§ Written instruction: Using the records that follow, copy every line containing the word "overvågning".

[start of Input rows]

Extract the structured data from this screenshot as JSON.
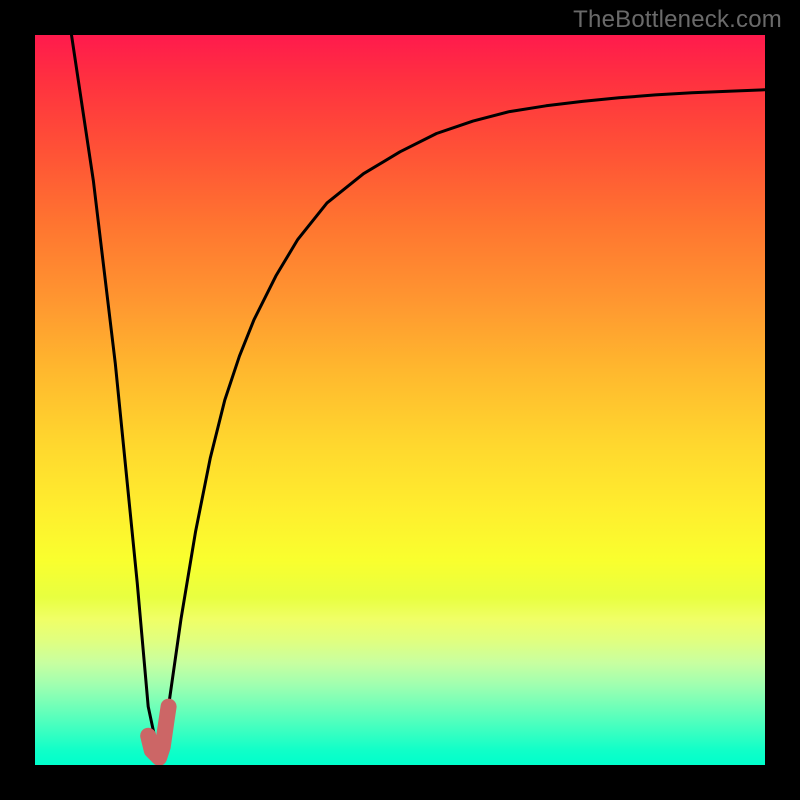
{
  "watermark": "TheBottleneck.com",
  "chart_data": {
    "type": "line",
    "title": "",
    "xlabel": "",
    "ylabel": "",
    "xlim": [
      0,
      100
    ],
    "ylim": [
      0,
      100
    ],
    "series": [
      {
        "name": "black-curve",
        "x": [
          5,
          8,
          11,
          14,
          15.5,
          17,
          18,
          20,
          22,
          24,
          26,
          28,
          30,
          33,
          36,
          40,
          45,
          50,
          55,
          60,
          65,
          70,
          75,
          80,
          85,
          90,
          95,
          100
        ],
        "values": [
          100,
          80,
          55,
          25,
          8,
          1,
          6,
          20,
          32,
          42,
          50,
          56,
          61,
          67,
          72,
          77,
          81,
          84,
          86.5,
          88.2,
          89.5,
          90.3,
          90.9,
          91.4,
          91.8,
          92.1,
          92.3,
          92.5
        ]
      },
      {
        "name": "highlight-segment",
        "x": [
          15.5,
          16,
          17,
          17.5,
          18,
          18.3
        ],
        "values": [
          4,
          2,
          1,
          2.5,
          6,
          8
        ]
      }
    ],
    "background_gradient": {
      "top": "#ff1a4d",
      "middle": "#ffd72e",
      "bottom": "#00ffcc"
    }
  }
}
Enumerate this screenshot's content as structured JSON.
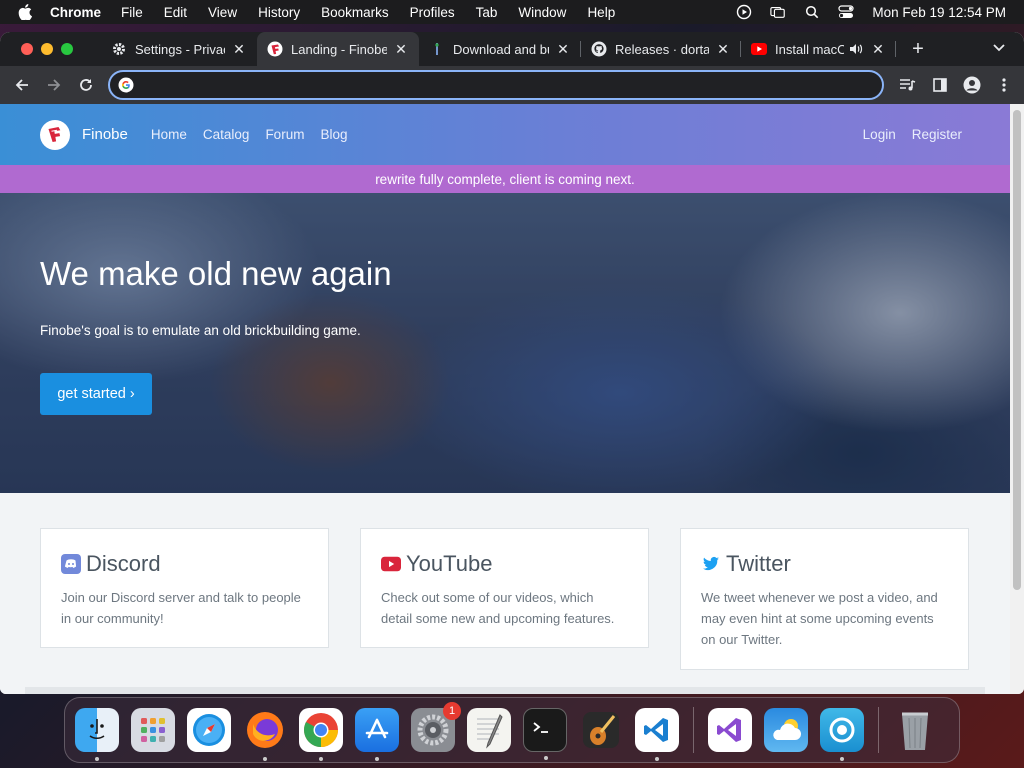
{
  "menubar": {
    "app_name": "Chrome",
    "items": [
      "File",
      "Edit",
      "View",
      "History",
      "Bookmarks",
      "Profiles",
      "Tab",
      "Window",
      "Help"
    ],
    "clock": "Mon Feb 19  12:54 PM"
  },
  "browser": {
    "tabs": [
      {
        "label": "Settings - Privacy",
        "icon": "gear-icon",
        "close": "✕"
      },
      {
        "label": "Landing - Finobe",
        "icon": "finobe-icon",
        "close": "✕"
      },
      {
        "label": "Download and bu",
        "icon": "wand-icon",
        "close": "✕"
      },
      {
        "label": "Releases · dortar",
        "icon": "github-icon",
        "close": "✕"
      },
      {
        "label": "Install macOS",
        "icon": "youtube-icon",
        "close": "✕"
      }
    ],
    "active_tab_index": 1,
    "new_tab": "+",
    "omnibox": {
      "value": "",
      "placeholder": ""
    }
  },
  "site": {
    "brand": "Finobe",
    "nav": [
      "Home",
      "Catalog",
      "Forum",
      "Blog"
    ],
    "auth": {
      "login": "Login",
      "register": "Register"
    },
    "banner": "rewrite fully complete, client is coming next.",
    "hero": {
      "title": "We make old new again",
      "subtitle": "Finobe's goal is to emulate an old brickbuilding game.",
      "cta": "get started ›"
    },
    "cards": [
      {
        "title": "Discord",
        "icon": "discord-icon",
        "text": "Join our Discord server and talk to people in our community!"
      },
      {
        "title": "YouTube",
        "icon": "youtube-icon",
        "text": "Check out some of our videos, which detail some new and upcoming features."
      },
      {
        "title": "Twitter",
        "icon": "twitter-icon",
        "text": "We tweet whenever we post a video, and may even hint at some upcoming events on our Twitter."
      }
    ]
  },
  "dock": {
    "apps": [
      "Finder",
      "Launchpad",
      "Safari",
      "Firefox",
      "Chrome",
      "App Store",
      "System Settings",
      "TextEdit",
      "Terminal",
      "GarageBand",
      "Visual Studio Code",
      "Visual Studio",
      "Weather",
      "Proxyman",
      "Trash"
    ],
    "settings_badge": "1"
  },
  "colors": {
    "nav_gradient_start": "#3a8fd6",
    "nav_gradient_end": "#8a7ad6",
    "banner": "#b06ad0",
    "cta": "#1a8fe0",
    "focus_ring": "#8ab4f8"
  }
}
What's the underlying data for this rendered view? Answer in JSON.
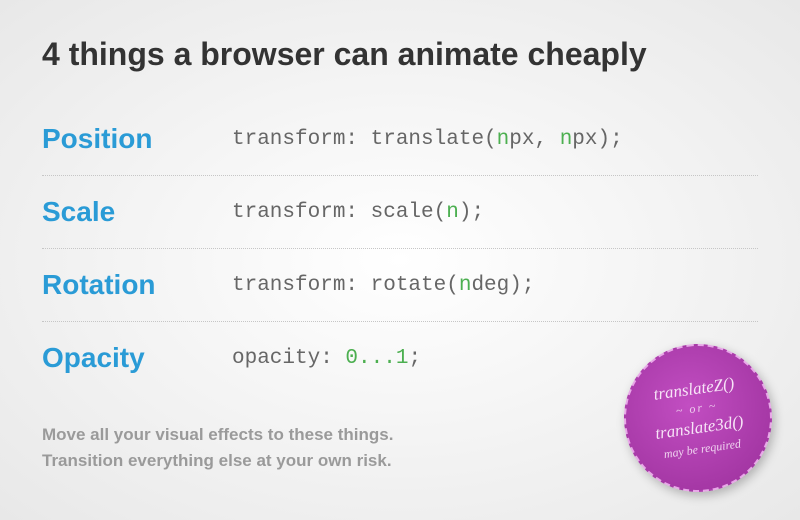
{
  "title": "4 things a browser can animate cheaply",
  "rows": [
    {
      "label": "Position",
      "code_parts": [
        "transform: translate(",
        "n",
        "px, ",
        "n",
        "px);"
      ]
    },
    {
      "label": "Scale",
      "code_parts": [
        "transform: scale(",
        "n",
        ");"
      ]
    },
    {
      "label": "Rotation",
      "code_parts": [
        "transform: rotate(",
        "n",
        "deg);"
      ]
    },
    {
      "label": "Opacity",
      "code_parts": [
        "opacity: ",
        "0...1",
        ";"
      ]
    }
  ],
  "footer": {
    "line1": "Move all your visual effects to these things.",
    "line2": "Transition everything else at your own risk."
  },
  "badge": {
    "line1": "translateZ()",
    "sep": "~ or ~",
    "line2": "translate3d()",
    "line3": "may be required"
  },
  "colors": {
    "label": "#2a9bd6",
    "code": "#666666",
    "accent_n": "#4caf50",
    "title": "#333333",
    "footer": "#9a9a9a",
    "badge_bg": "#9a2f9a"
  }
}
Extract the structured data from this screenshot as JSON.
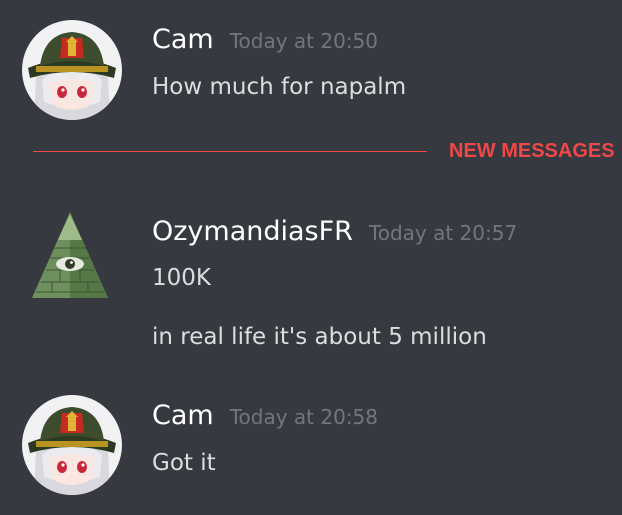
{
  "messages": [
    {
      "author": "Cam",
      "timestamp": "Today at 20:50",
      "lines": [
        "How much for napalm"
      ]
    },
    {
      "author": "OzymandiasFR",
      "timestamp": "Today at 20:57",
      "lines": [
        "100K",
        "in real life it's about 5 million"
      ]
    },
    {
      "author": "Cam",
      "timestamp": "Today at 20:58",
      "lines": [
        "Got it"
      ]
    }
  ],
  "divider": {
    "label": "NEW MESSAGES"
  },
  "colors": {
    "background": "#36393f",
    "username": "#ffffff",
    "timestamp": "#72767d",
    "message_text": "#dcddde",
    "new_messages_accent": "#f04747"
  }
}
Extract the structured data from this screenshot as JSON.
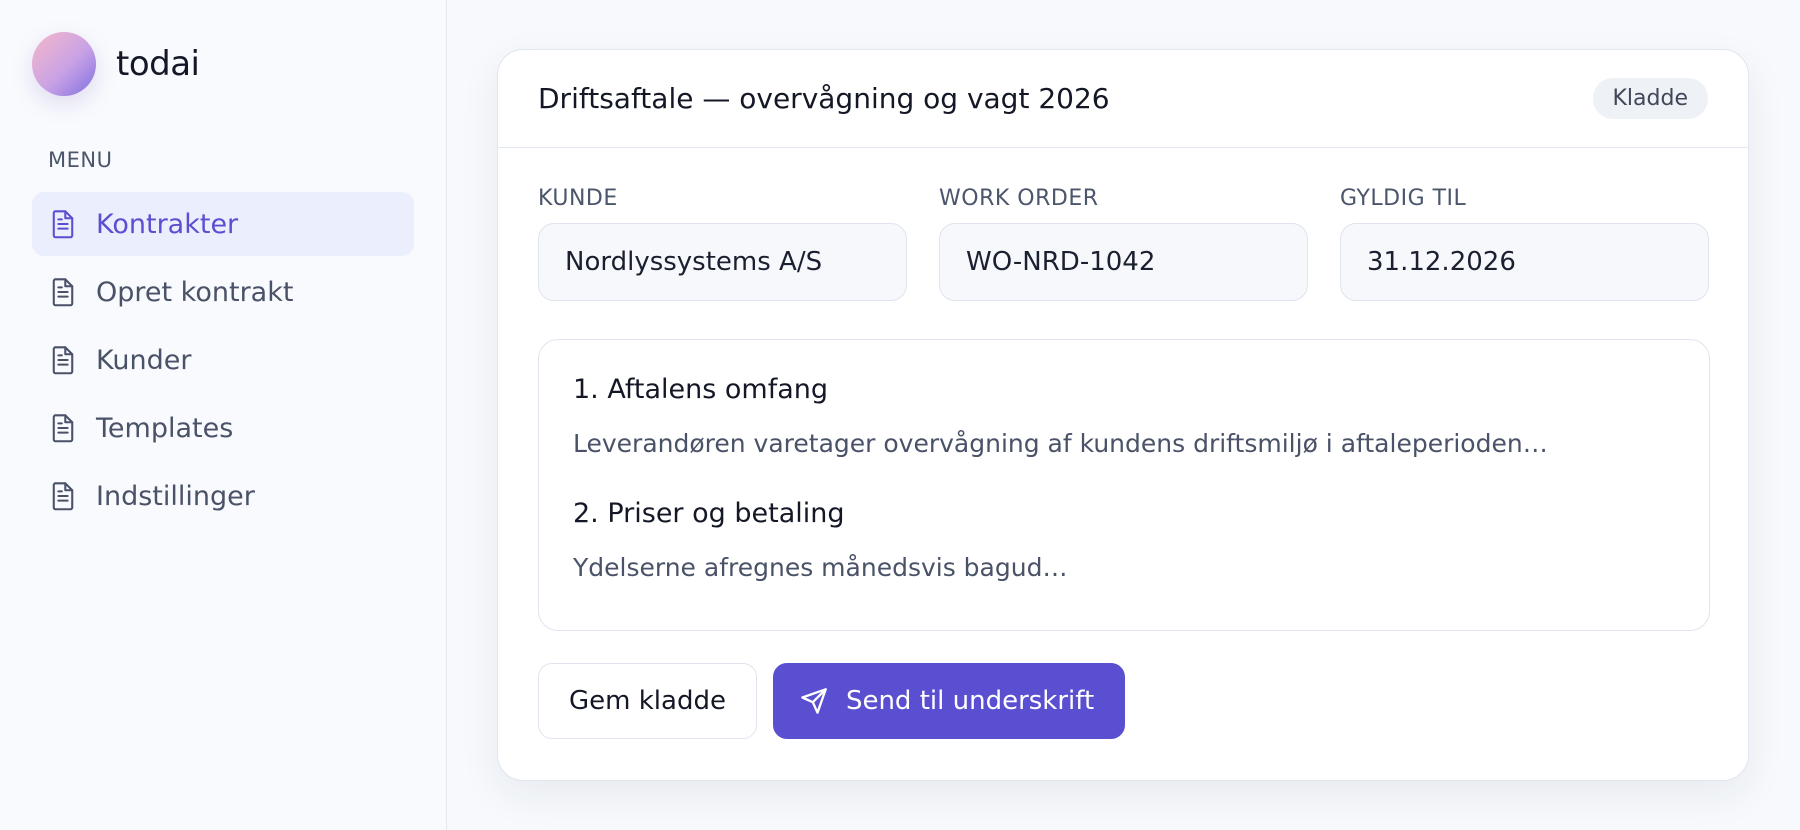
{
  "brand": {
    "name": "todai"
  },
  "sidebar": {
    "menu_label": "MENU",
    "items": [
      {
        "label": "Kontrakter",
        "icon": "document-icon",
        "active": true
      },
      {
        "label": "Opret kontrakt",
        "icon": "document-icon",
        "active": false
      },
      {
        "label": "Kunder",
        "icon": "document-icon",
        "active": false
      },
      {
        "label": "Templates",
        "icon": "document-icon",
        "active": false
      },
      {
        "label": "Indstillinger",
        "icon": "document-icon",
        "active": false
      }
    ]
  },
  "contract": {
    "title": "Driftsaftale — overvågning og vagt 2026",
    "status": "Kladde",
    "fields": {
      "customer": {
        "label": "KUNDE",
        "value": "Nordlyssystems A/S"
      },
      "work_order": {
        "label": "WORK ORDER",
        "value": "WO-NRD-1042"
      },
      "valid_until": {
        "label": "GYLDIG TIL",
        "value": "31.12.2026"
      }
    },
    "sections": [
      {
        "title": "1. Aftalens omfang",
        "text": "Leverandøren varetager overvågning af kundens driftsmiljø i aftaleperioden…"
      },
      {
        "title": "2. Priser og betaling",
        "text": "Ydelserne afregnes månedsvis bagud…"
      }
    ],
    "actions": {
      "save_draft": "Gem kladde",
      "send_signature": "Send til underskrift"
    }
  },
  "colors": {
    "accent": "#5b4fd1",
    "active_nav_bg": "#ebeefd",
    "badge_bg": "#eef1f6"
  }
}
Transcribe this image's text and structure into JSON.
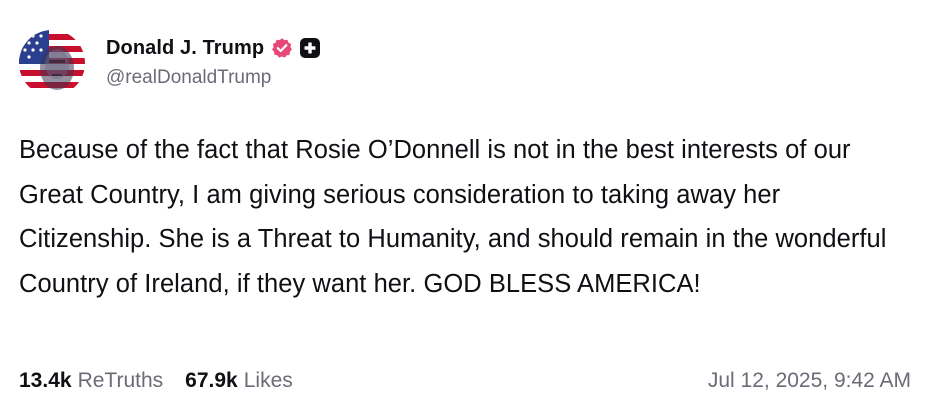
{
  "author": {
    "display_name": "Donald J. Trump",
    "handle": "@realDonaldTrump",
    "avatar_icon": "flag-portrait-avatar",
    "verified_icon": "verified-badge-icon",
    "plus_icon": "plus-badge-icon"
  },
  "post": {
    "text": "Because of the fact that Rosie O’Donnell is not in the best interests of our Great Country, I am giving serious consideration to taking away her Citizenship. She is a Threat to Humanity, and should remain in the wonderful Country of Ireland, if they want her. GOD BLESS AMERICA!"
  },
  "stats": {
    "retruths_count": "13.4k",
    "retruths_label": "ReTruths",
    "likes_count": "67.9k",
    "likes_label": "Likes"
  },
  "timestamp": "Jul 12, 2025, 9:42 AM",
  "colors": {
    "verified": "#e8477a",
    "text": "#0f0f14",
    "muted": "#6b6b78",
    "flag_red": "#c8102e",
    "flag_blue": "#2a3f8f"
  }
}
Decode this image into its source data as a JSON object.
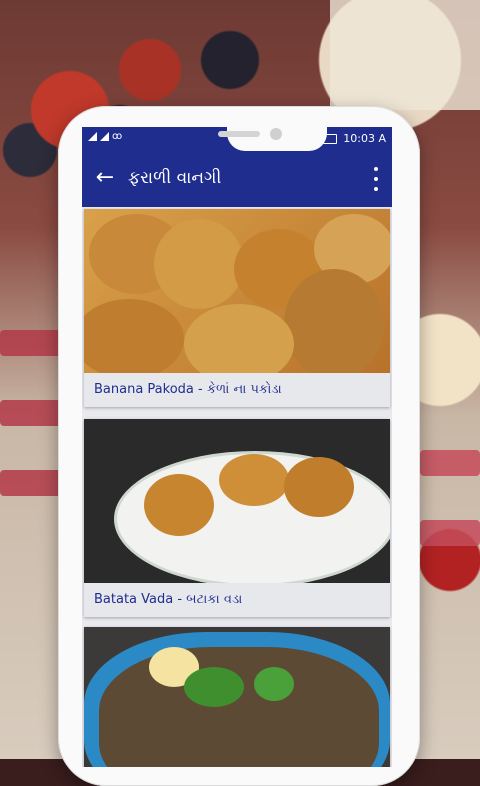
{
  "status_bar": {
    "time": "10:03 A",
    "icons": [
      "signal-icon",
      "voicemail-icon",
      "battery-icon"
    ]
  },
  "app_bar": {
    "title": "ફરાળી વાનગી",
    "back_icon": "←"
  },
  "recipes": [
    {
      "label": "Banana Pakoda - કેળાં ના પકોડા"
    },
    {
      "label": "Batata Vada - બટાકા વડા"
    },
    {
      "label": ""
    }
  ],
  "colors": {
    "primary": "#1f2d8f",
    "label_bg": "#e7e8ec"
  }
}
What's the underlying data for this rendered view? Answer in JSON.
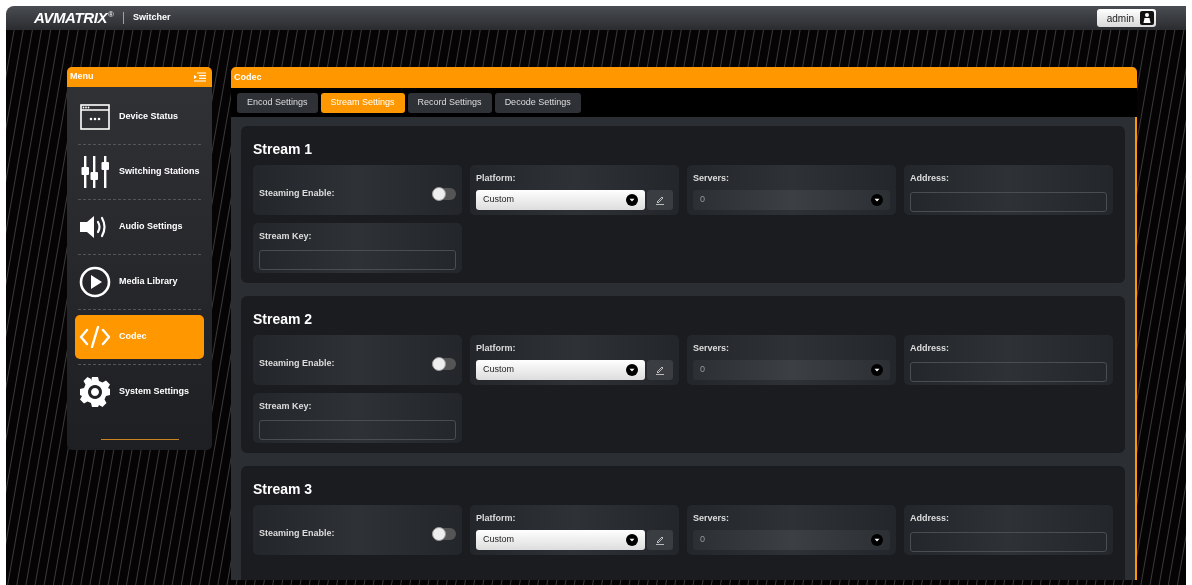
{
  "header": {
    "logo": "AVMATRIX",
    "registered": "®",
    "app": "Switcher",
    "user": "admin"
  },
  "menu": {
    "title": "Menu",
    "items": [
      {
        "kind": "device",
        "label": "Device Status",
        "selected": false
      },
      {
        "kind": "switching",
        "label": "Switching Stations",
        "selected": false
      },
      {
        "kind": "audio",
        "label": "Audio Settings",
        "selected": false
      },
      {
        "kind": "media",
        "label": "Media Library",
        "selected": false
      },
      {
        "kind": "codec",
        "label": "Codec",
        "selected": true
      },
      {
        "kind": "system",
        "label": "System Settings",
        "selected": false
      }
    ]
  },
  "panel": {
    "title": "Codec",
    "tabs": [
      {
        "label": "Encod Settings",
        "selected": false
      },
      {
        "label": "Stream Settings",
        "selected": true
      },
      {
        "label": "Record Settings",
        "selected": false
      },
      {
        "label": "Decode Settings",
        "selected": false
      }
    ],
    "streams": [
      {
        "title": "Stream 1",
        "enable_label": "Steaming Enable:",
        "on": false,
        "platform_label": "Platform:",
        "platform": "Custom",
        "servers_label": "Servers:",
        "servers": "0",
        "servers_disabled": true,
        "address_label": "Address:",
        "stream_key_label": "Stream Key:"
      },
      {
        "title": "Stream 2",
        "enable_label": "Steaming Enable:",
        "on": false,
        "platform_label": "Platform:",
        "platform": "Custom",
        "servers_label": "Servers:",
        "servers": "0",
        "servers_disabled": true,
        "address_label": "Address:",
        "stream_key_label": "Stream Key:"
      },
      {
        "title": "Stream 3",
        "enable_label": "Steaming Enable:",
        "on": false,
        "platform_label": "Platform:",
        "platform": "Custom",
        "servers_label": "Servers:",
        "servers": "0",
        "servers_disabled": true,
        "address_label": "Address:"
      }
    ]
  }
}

[end of Input rows]

§ Task response:
    "title": "Driftsaftale — overvågning og vagt 2026",
        "text": "Leverandøren varetager overvågning af kundens driftsmiljø i aftaleperioden…"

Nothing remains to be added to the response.